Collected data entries
------------------------------------------------

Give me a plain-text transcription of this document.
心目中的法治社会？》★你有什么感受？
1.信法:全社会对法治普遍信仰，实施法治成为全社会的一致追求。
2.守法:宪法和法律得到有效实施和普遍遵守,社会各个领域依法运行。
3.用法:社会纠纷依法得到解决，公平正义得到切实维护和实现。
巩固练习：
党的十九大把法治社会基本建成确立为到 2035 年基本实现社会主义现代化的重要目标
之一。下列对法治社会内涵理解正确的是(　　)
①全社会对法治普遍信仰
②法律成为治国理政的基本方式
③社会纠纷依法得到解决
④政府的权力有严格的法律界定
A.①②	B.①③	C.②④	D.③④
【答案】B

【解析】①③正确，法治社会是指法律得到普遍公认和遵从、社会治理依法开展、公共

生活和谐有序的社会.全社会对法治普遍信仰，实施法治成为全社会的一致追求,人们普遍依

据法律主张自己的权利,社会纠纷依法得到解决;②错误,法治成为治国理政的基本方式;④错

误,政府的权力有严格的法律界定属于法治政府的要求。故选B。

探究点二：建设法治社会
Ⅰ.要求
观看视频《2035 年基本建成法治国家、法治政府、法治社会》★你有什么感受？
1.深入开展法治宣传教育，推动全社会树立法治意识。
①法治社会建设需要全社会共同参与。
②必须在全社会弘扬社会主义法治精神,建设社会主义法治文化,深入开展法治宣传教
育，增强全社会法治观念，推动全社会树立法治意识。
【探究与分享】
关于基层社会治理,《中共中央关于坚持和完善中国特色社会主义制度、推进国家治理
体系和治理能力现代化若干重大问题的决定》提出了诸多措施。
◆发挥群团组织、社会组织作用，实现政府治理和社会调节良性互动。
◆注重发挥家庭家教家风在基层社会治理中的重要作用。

------------------------------------------------

All of the data above should be transcribed exactly.

Give me a plain-text transcription of this document.
心目中的法治社会？》★你有什么感受？
1.信法:全社会对法治普遍信仰，实施法治成为全社会的一致追求。
2.守法:宪法和法律得到有效实施和普遍遵守,社会各个领域依法运行。
3.用法:社会纠纷依法得到解决，公平正义得到切实维护和实现。
巩固练习：
党的十九大把法治社会基本建成确立为到 2035 年基本实现社会主义现代化的重要目标
之一。下列对法治社会内涵理解正确的是(　　)
①全社会对法治普遍信仰
②法律成为治国理政的基本方式
③社会纠纷依法得到解决
④政府的权力有严格的法律界定
A.①②	B.①③	C.②④	D.③④
【答案】B

【解析】①③正确，法治社会是指法律得到普遍公认和遵从、社会治理依法开展、公共

生活和谐有序的社会.全社会对法治普遍信仰，实施法治成为全社会的一致追求,人们普遍依

据法律主张自己的权利,社会纠纷依法得到解决;②错误,法治成为治国理政的基本方式;④错

误,政府的权力有严格的法律界定属于法治政府的要求。故选B。

探究点二：建设法治社会
Ⅰ.要求
观看视频《2035 年基本建成法治国家、法治政府、法治社会》★你有什么感受？
1.深入开展法治宣传教育，推动全社会树立法治意识。
①法治社会建设需要全社会共同参与。
②必须在全社会弘扬社会主义法治精神,建设社会主义法治文化,深入开展法治宣传教
育，增强全社会法治观念，推动全社会树立法治意识。
【探究与分享】
关于基层社会治理,《中共中央关于坚持和完善中国特色社会主义制度、推进国家治理
体系和治理能力现代化若干重大问题的决定》提出了诸多措施。
◆发挥群团组织、社会组织作用，实现政府治理和社会调节良性互动。
◆注重发挥家庭家教家风在基层社会治理中的重要作用。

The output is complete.